▶ Aim of the task:
From the entries below, copy every line that holds the word "loučku".

====== Data lines

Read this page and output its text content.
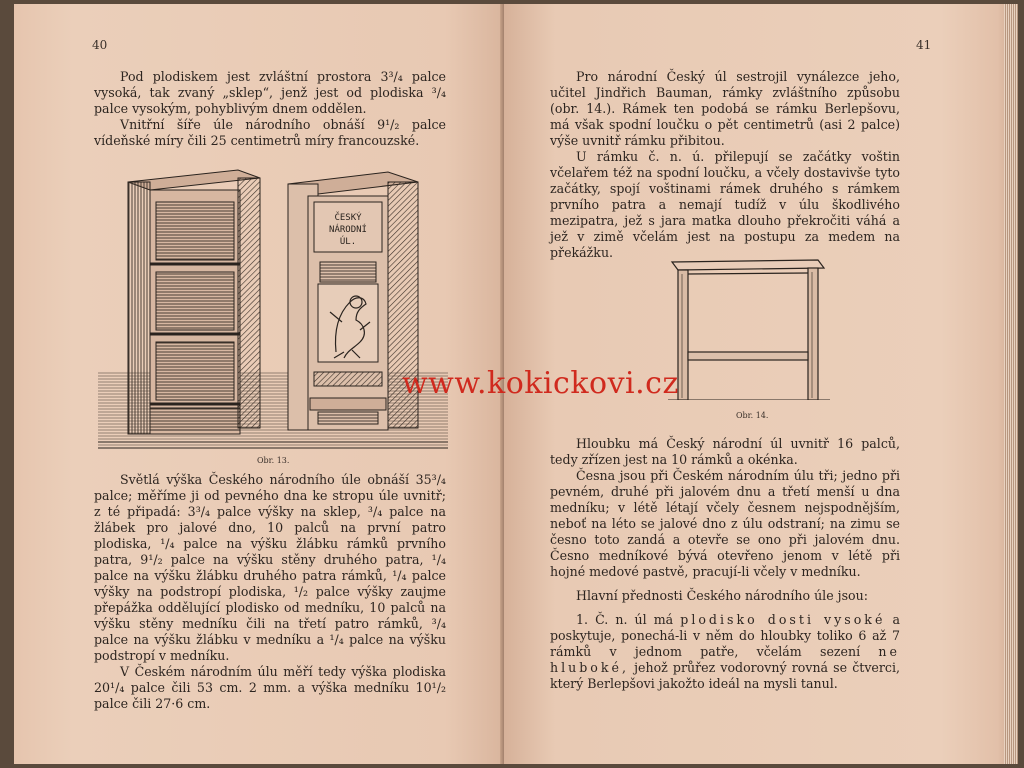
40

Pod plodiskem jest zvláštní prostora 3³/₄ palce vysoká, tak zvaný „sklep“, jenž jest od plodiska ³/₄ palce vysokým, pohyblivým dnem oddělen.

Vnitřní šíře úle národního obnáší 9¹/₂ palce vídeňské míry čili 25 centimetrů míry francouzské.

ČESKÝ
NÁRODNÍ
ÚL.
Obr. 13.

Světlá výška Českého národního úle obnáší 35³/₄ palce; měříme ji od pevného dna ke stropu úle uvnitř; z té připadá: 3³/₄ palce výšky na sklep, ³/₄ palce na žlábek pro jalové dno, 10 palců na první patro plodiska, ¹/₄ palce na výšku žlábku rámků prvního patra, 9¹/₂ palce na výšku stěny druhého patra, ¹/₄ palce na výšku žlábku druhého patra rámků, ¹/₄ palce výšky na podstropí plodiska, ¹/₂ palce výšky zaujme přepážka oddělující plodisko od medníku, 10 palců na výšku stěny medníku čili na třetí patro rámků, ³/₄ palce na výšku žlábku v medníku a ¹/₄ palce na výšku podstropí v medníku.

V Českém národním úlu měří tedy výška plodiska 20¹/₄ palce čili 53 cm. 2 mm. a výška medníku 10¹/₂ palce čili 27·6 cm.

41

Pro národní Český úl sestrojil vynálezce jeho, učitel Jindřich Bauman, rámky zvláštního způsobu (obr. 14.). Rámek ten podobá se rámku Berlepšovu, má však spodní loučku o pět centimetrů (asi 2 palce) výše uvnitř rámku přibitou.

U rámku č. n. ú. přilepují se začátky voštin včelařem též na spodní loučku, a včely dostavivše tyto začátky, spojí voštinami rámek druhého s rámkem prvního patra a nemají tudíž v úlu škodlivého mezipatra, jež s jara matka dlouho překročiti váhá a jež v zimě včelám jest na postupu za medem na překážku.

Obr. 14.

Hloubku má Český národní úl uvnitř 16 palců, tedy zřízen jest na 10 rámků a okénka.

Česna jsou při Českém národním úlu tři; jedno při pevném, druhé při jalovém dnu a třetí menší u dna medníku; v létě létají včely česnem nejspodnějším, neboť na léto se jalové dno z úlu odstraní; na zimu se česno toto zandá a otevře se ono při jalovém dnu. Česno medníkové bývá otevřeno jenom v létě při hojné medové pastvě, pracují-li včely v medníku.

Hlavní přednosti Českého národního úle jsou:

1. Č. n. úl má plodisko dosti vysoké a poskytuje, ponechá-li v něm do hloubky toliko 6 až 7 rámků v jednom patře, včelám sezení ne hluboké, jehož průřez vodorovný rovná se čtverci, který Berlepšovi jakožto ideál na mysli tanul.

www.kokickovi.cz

============
====== Data lines

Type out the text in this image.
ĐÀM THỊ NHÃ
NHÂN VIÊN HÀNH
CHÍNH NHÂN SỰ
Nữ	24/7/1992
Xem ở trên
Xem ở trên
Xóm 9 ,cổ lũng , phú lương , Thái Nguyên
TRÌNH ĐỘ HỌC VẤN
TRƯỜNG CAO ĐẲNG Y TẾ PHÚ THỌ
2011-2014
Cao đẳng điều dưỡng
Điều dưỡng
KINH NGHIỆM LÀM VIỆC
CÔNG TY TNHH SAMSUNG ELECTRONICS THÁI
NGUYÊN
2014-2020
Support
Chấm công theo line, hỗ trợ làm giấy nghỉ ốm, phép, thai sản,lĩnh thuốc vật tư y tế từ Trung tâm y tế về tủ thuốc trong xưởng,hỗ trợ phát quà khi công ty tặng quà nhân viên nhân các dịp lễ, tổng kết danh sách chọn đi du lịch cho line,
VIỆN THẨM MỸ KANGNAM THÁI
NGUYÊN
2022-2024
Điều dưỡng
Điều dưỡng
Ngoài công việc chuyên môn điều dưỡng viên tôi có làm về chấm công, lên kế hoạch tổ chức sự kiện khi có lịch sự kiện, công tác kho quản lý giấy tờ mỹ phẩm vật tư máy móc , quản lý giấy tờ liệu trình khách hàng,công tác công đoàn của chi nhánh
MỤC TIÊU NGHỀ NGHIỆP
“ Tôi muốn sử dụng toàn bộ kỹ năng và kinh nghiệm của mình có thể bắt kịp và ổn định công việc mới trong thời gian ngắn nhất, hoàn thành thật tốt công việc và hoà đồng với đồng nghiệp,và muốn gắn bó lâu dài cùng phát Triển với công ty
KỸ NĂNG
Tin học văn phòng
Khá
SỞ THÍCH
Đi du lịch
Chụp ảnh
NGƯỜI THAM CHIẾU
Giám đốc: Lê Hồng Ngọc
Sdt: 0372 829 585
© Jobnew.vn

============
====== Data lines

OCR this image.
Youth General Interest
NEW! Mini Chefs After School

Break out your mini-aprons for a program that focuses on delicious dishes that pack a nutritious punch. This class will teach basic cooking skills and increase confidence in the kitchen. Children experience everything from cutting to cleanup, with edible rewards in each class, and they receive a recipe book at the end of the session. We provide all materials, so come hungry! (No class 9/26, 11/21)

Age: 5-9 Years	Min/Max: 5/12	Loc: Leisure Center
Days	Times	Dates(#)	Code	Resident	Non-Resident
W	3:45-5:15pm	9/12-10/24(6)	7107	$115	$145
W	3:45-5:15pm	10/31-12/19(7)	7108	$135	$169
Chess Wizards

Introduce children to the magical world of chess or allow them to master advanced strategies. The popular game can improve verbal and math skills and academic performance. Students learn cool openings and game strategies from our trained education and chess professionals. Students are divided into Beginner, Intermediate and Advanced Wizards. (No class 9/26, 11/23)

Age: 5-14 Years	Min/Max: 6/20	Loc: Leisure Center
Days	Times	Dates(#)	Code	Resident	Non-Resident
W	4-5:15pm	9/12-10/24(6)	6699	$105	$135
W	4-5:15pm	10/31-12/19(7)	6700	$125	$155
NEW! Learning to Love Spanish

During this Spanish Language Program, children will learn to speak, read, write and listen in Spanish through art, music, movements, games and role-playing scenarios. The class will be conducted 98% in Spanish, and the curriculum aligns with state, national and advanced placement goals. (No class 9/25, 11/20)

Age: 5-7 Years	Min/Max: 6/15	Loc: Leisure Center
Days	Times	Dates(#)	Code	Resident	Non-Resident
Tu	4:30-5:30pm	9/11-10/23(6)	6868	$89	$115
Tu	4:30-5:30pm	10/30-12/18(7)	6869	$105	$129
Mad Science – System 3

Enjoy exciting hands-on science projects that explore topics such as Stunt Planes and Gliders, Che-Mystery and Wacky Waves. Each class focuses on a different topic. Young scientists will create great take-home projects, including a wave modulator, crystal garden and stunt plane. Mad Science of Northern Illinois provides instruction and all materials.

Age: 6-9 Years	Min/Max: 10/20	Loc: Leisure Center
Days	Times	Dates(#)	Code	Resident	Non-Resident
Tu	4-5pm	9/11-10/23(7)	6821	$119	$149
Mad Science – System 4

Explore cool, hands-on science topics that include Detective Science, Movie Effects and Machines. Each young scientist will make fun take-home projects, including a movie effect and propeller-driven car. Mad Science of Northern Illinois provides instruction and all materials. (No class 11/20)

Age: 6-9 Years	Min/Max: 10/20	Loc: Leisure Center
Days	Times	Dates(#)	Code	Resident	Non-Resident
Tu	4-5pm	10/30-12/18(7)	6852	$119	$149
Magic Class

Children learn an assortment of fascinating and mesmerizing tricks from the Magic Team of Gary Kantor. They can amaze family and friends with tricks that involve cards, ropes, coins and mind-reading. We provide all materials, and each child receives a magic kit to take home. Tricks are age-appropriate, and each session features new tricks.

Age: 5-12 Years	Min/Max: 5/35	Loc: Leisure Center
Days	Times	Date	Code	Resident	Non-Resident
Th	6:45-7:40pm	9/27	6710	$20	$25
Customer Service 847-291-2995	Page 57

============

▶ Solution for this exercise:
Pro národní Český úl sestrojil vynálezce jeho, učitel Jindřich Bauman, rámky zvláštního způsobu (obr. 14.). Rámek ten podobá se rámku Berlepšovu, má však spodní loučku o pět centimetrů (asi 2 palce) výše uvnitř rámku přibitou.
U rámku č. n. ú. přilepují se začátky voštin včelařem též na spodní loučku, a včely dostavivše tyto začátky, spojí voštinami rámek druhého s rámkem prvního patra a nemají tudíž v úlu škodlivého mezipatra, jež s jara matka dlouho překročiti váhá a jež v zimě včelám jest na postupu za medem na překážku.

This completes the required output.